Dataset records:
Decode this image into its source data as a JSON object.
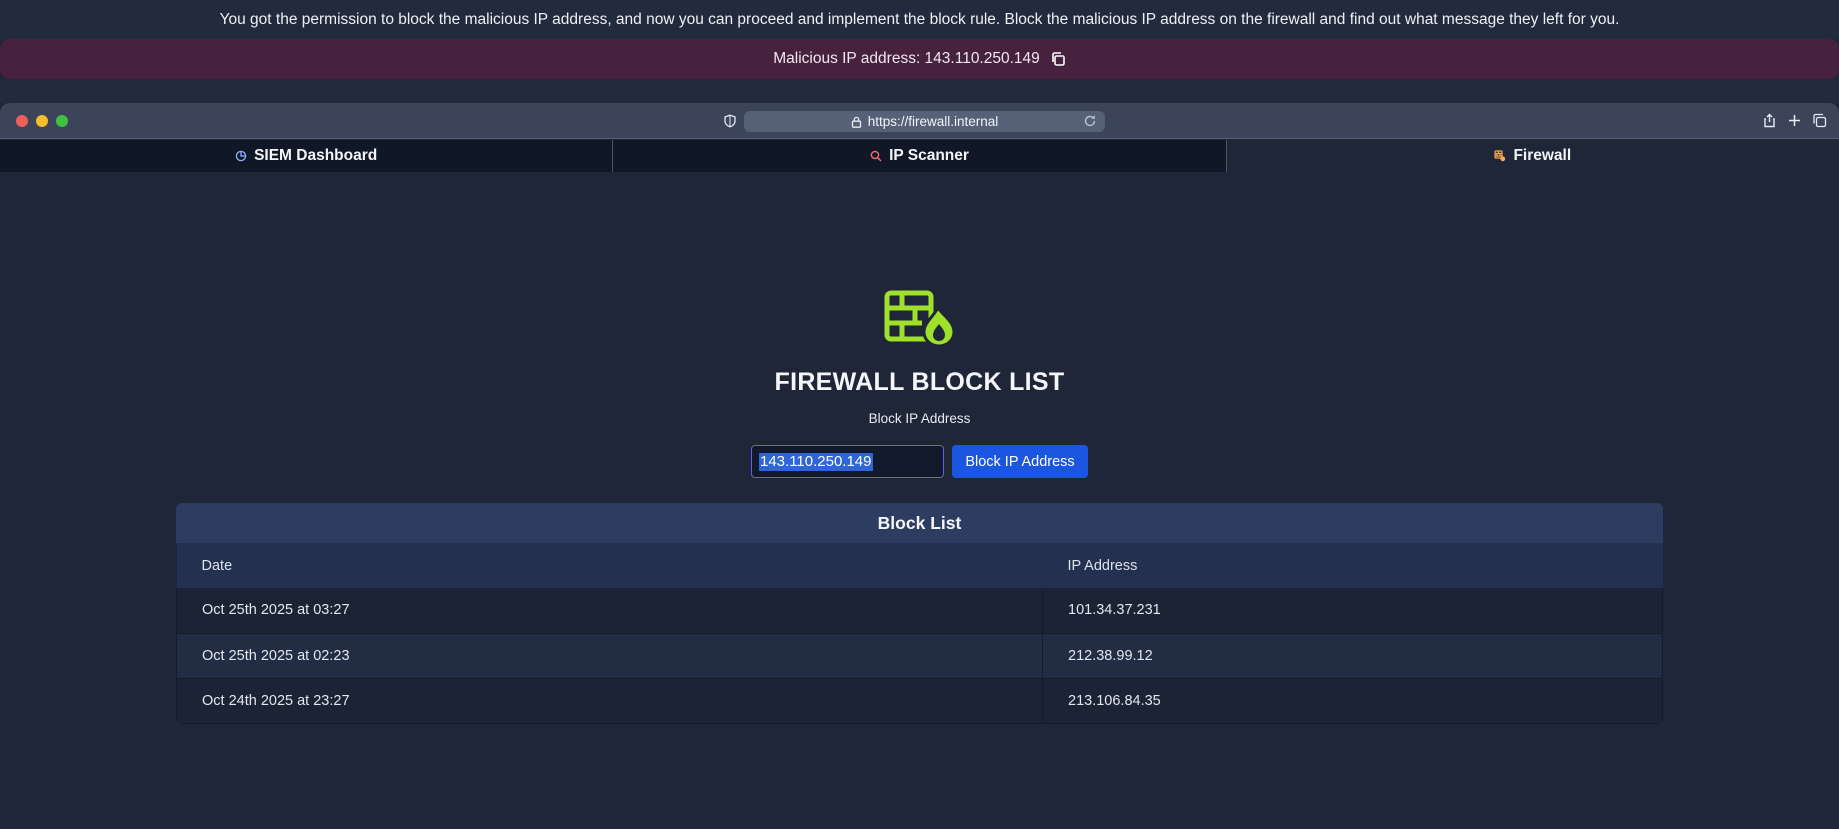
{
  "instructions": "You got the permission to block the malicious IP address, and now you can proceed and implement the block rule. Block the malicious IP address on the firewall and find out what message they left for you.",
  "banner": {
    "text": "Malicious IP address: 143.110.250.149",
    "icon": "copy-icon"
  },
  "browser": {
    "url": "https://firewall.internal"
  },
  "tabs": [
    {
      "label": "SIEM Dashboard",
      "icon": "dashboard-icon",
      "icon_color": "#8fb0ff",
      "active": false
    },
    {
      "label": "IP Scanner",
      "icon": "search-icon",
      "icon_color": "#ff6b6b",
      "active": false
    },
    {
      "label": "Firewall",
      "icon": "firewall-icon",
      "icon_color": "#ffa94d",
      "active": true
    }
  ],
  "firewall": {
    "title": "FIREWALL BLOCK LIST",
    "subtitle": "Block IP Address",
    "input_value": "143.110.250.149",
    "button_label": "Block IP Address",
    "logo_color": "#9fe02a"
  },
  "block_list": {
    "title": "Block List",
    "headers": [
      "Date",
      "IP Address"
    ],
    "rows": [
      {
        "date": "Oct 25th 2025 at 03:27",
        "ip": "101.34.37.231"
      },
      {
        "date": "Oct 25th 2025 at 02:23",
        "ip": "212.38.99.12"
      },
      {
        "date": "Oct 24th 2025 at 23:27",
        "ip": "213.106.84.35"
      }
    ]
  },
  "colors": {
    "accent_button": "#1b56e0",
    "banner_bg": "#46223f",
    "page_bg": "#1e2638"
  }
}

■ **What you need to do**
Skip the images and write out the rest of the listing exactly.

■ **Result below**
Decode this image into its source data as a JSON object.
{
  "instructions": "You got the permission to block the malicious IP address, and now you can proceed and implement the block rule. Block the malicious IP address on the firewall and find out what message they left for you.",
  "banner": {
    "text": "Malicious IP address: 143.110.250.149",
    "icon": "copy-icon"
  },
  "browser": {
    "url": "https://firewall.internal"
  },
  "tabs": [
    {
      "label": "SIEM Dashboard",
      "icon": "dashboard-icon",
      "icon_color": "#8fb0ff",
      "active": false
    },
    {
      "label": "IP Scanner",
      "icon": "search-icon",
      "icon_color": "#ff6b6b",
      "active": false
    },
    {
      "label": "Firewall",
      "icon": "firewall-icon",
      "icon_color": "#ffa94d",
      "active": true
    }
  ],
  "firewall": {
    "title": "FIREWALL BLOCK LIST",
    "subtitle": "Block IP Address",
    "input_value": "143.110.250.149",
    "button_label": "Block IP Address",
    "logo_color": "#9fe02a"
  },
  "block_list": {
    "title": "Block List",
    "headers": [
      "Date",
      "IP Address"
    ],
    "rows": [
      {
        "date": "Oct 25th 2025 at 03:27",
        "ip": "101.34.37.231"
      },
      {
        "date": "Oct 25th 2025 at 02:23",
        "ip": "212.38.99.12"
      },
      {
        "date": "Oct 24th 2025 at 23:27",
        "ip": "213.106.84.35"
      }
    ]
  },
  "colors": {
    "accent_button": "#1b56e0",
    "banner_bg": "#46223f",
    "page_bg": "#1e2638"
  }
}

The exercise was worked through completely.